SHORT PROBLEM> Select each line where the word "title" appears.

GIVEN RECORDS>
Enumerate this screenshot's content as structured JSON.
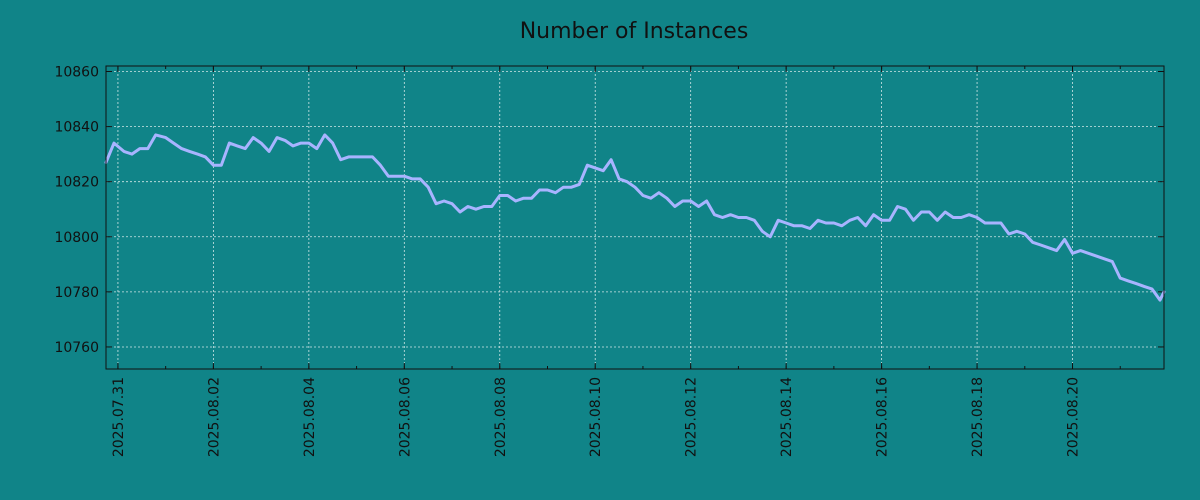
{
  "chart_data": {
    "type": "line",
    "title": "Number of Instances",
    "xlabel": "",
    "ylabel": "",
    "grid": true,
    "legend": "none",
    "colors": {
      "background": "#108488",
      "line": "#a8b4ff",
      "grid": "#cfe6e6",
      "axis": "#111111"
    },
    "xlim": [
      "2025-07-30T18:00",
      "2025-08-21T22:00"
    ],
    "ylim": [
      10752,
      10862
    ],
    "y_ticks": [
      10760,
      10780,
      10800,
      10820,
      10840,
      10860
    ],
    "x_ticks": [
      "2025.07.31",
      "2025.08.02",
      "2025.08.04",
      "2025.08.06",
      "2025.08.08",
      "2025.08.10",
      "2025.08.12",
      "2025.08.14",
      "2025.08.16",
      "2025.08.18",
      "2025.08.20"
    ],
    "series": [
      {
        "x": [
          "2025-07-30T18:00",
          "2025-07-30T22:00",
          "2025-07-31T03:00",
          "2025-07-31T07:00",
          "2025-07-31T11:00",
          "2025-07-31T15:00",
          "2025-07-31T19:00",
          "2025-08-01T00:00",
          "2025-08-01T04:00",
          "2025-08-01T08:00",
          "2025-08-01T12:00",
          "2025-08-01T16:00",
          "2025-08-01T20:00",
          "2025-08-02T00:00",
          "2025-08-02T04:00",
          "2025-08-02T08:00",
          "2025-08-02T12:00",
          "2025-08-02T16:00",
          "2025-08-02T20:00",
          "2025-08-03T00:00",
          "2025-08-03T04:00",
          "2025-08-03T08:00",
          "2025-08-03T12:00",
          "2025-08-03T16:00",
          "2025-08-03T20:00",
          "2025-08-04T00:00",
          "2025-08-04T04:00",
          "2025-08-04T08:00",
          "2025-08-04T12:00",
          "2025-08-04T16:00",
          "2025-08-04T20:00",
          "2025-08-05T00:00",
          "2025-08-05T04:00",
          "2025-08-05T08:00",
          "2025-08-05T12:00",
          "2025-08-05T16:00",
          "2025-08-05T20:00",
          "2025-08-06T00:00",
          "2025-08-06T04:00",
          "2025-08-06T08:00",
          "2025-08-06T12:00",
          "2025-08-06T16:00",
          "2025-08-06T20:00",
          "2025-08-07T00:00",
          "2025-08-07T04:00",
          "2025-08-07T08:00",
          "2025-08-07T12:00",
          "2025-08-07T16:00",
          "2025-08-07T20:00",
          "2025-08-08T00:00",
          "2025-08-08T04:00",
          "2025-08-08T08:00",
          "2025-08-08T12:00",
          "2025-08-08T16:00",
          "2025-08-08T20:00",
          "2025-08-09T00:00",
          "2025-08-09T04:00",
          "2025-08-09T08:00",
          "2025-08-09T12:00",
          "2025-08-09T16:00",
          "2025-08-09T20:00",
          "2025-08-10T00:00",
          "2025-08-10T04:00",
          "2025-08-10T08:00",
          "2025-08-10T12:00",
          "2025-08-10T16:00",
          "2025-08-10T20:00",
          "2025-08-11T00:00",
          "2025-08-11T04:00",
          "2025-08-11T08:00",
          "2025-08-11T12:00",
          "2025-08-11T16:00",
          "2025-08-11T20:00",
          "2025-08-12T00:00",
          "2025-08-12T04:00",
          "2025-08-12T08:00",
          "2025-08-12T12:00",
          "2025-08-12T16:00",
          "2025-08-12T20:00",
          "2025-08-13T00:00",
          "2025-08-13T04:00",
          "2025-08-13T08:00",
          "2025-08-13T12:00",
          "2025-08-13T16:00",
          "2025-08-13T20:00",
          "2025-08-14T00:00",
          "2025-08-14T04:00",
          "2025-08-14T08:00",
          "2025-08-14T12:00",
          "2025-08-14T16:00",
          "2025-08-14T20:00",
          "2025-08-15T00:00",
          "2025-08-15T04:00",
          "2025-08-15T08:00",
          "2025-08-15T12:00",
          "2025-08-15T16:00",
          "2025-08-15T20:00",
          "2025-08-16T00:00",
          "2025-08-16T04:00",
          "2025-08-16T08:00",
          "2025-08-16T12:00",
          "2025-08-16T16:00",
          "2025-08-16T20:00",
          "2025-08-17T00:00",
          "2025-08-17T04:00",
          "2025-08-17T08:00",
          "2025-08-17T12:00",
          "2025-08-17T16:00",
          "2025-08-17T20:00",
          "2025-08-18T00:00",
          "2025-08-18T04:00",
          "2025-08-18T08:00",
          "2025-08-18T12:00",
          "2025-08-18T16:00",
          "2025-08-18T20:00",
          "2025-08-19T00:00",
          "2025-08-19T04:00",
          "2025-08-19T08:00",
          "2025-08-19T12:00",
          "2025-08-19T16:00",
          "2025-08-19T20:00",
          "2025-08-20T00:00",
          "2025-08-20T04:00",
          "2025-08-20T08:00",
          "2025-08-20T12:00",
          "2025-08-20T16:00",
          "2025-08-20T20:00",
          "2025-08-21T00:00",
          "2025-08-21T04:00",
          "2025-08-21T08:00",
          "2025-08-21T12:00",
          "2025-08-21T16:00",
          "2025-08-21T20:00",
          "2025-08-21T22:00"
        ],
        "y": [
          10827,
          10834,
          10831,
          10830,
          10832,
          10832,
          10837,
          10836,
          10834,
          10832,
          10831,
          10830,
          10829,
          10826,
          10826,
          10834,
          10833,
          10832,
          10836,
          10834,
          10831,
          10836,
          10835,
          10833,
          10834,
          10834,
          10832,
          10837,
          10834,
          10828,
          10829,
          10829,
          10829,
          10829,
          10826,
          10822,
          10822,
          10822,
          10821,
          10821,
          10818,
          10812,
          10813,
          10812,
          10809,
          10811,
          10810,
          10811,
          10811,
          10815,
          10815,
          10813,
          10814,
          10814,
          10817,
          10817,
          10816,
          10818,
          10818,
          10819,
          10826,
          10825,
          10824,
          10828,
          10821,
          10820,
          10818,
          10815,
          10814,
          10816,
          10814,
          10811,
          10813,
          10813,
          10811,
          10813,
          10808,
          10807,
          10808,
          10807,
          10807,
          10806,
          10802,
          10800,
          10806,
          10805,
          10804,
          10804,
          10803,
          10806,
          10805,
          10805,
          10804,
          10806,
          10807,
          10804,
          10808,
          10806,
          10806,
          10811,
          10810,
          10806,
          10809,
          10809,
          10806,
          10809,
          10807,
          10807,
          10808,
          10807,
          10805,
          10805,
          10805,
          10801,
          10802,
          10801,
          10798,
          10797,
          10796,
          10795,
          10799,
          10794,
          10795,
          10794,
          10793,
          10792,
          10791,
          10785,
          10784,
          10783,
          10782,
          10781,
          10777,
          10780
        ]
      }
    ]
  }
}
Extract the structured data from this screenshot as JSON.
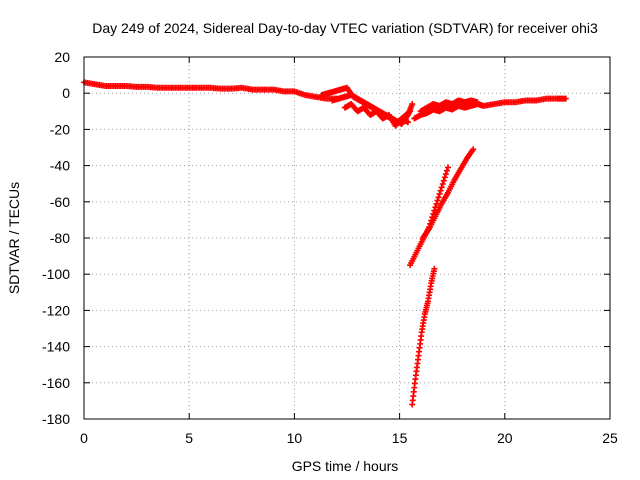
{
  "chart_data": {
    "type": "scatter",
    "title": "Day 249 of 2024, Sidereal Day-to-day VTEC variation (SDTVAR) for receiver ohi3",
    "xlabel": "GPS time / hours",
    "ylabel": "SDTVAR / TECUs",
    "xlim": [
      0,
      25
    ],
    "ylim": [
      -180,
      20
    ],
    "xticks": [
      0,
      5,
      10,
      15,
      20,
      25
    ],
    "yticks": [
      20,
      0,
      -20,
      -40,
      -60,
      -80,
      -100,
      -120,
      -140,
      -160,
      -180
    ],
    "grid": true,
    "legend": "none",
    "marker": "plus",
    "color": "#ff0000",
    "series": [
      {
        "x": [
          0.0,
          0.5,
          1.0,
          1.5,
          2.0,
          2.5,
          3.0,
          3.5,
          4.0,
          4.5,
          5.0,
          5.5,
          6.0,
          6.5,
          7.0,
          7.5,
          8.0,
          8.5,
          9.0,
          9.5,
          10.0,
          10.5,
          11.0,
          11.5,
          12.0
        ],
        "values": [
          6,
          5,
          4,
          4,
          4,
          3.5,
          3.5,
          3,
          3,
          3,
          3,
          3,
          3,
          2.5,
          2.5,
          3,
          2,
          2,
          2,
          1,
          1,
          -1,
          -2,
          -3,
          -3
        ]
      },
      {
        "x": [
          11.3,
          11.6,
          11.9,
          12.2,
          12.5,
          12.8,
          13.1,
          13.4,
          13.7,
          14.0,
          14.3,
          14.6,
          14.9,
          15.2,
          15.5
        ],
        "values": [
          -1,
          0,
          1,
          2,
          3,
          -2,
          -4,
          -6,
          -8,
          -10,
          -12,
          -14,
          -16,
          -13,
          -10
        ]
      },
      {
        "x": [
          11.8,
          12.1,
          12.4,
          12.7,
          13.0,
          13.3,
          13.6,
          13.9,
          14.2,
          14.5,
          14.8,
          15.1,
          15.4,
          15.6
        ],
        "values": [
          -4,
          -3,
          -2,
          -1,
          -3,
          -5,
          -7,
          -9,
          -11,
          -13,
          -15,
          -17,
          -12,
          -6
        ]
      },
      {
        "x": [
          12.4,
          12.7,
          13.0,
          13.3,
          13.6,
          13.9,
          14.2,
          14.5,
          14.8,
          15.1,
          15.4
        ],
        "values": [
          -8,
          -6,
          -10,
          -8,
          -12,
          -10,
          -14,
          -12,
          -18,
          -14,
          -16
        ]
      },
      {
        "x": [
          15.7,
          16.0,
          16.3,
          16.6,
          16.9,
          17.2,
          17.5,
          17.8,
          18.1,
          18.4,
          18.7,
          19.0,
          19.5,
          20.0,
          20.5,
          21.0,
          21.5,
          22.0,
          22.5,
          22.9
        ],
        "values": [
          -14,
          -12,
          -11,
          -9,
          -10,
          -8,
          -9,
          -7,
          -8,
          -7,
          -6,
          -7,
          -6,
          -5,
          -5,
          -4,
          -4,
          -3,
          -3,
          -3
        ]
      },
      {
        "x": [
          16.0,
          16.3,
          16.6,
          16.9,
          17.2,
          17.5,
          17.8,
          18.1,
          18.4,
          18.7
        ],
        "values": [
          -10,
          -8,
          -6,
          -7,
          -5,
          -6,
          -4,
          -5,
          -4,
          -5
        ]
      },
      {
        "x": [
          15.5,
          15.8,
          16.1,
          16.4,
          16.7,
          17.0,
          17.3
        ],
        "values": [
          -95,
          -88,
          -81,
          -74,
          -63,
          -52,
          -41
        ]
      },
      {
        "x": [
          16.1,
          16.4,
          16.7,
          17.0,
          17.3,
          17.6,
          17.9,
          18.2,
          18.5
        ],
        "values": [
          -80,
          -75,
          -68,
          -61,
          -55,
          -48,
          -42,
          -36,
          -31
        ]
      },
      {
        "x": [
          15.6,
          15.75,
          15.9,
          16.05,
          16.2,
          16.35,
          16.5,
          16.65
        ],
        "values": [
          -172,
          -158,
          -145,
          -132,
          -122,
          -115,
          -105,
          -97
        ]
      }
    ]
  }
}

TASK RESULT>
    "title": "Number of Instances",
    "title": "Day 249 of 2024, Sidereal Day-to-day VTEC variation (SDTVAR) for receiver ohi3",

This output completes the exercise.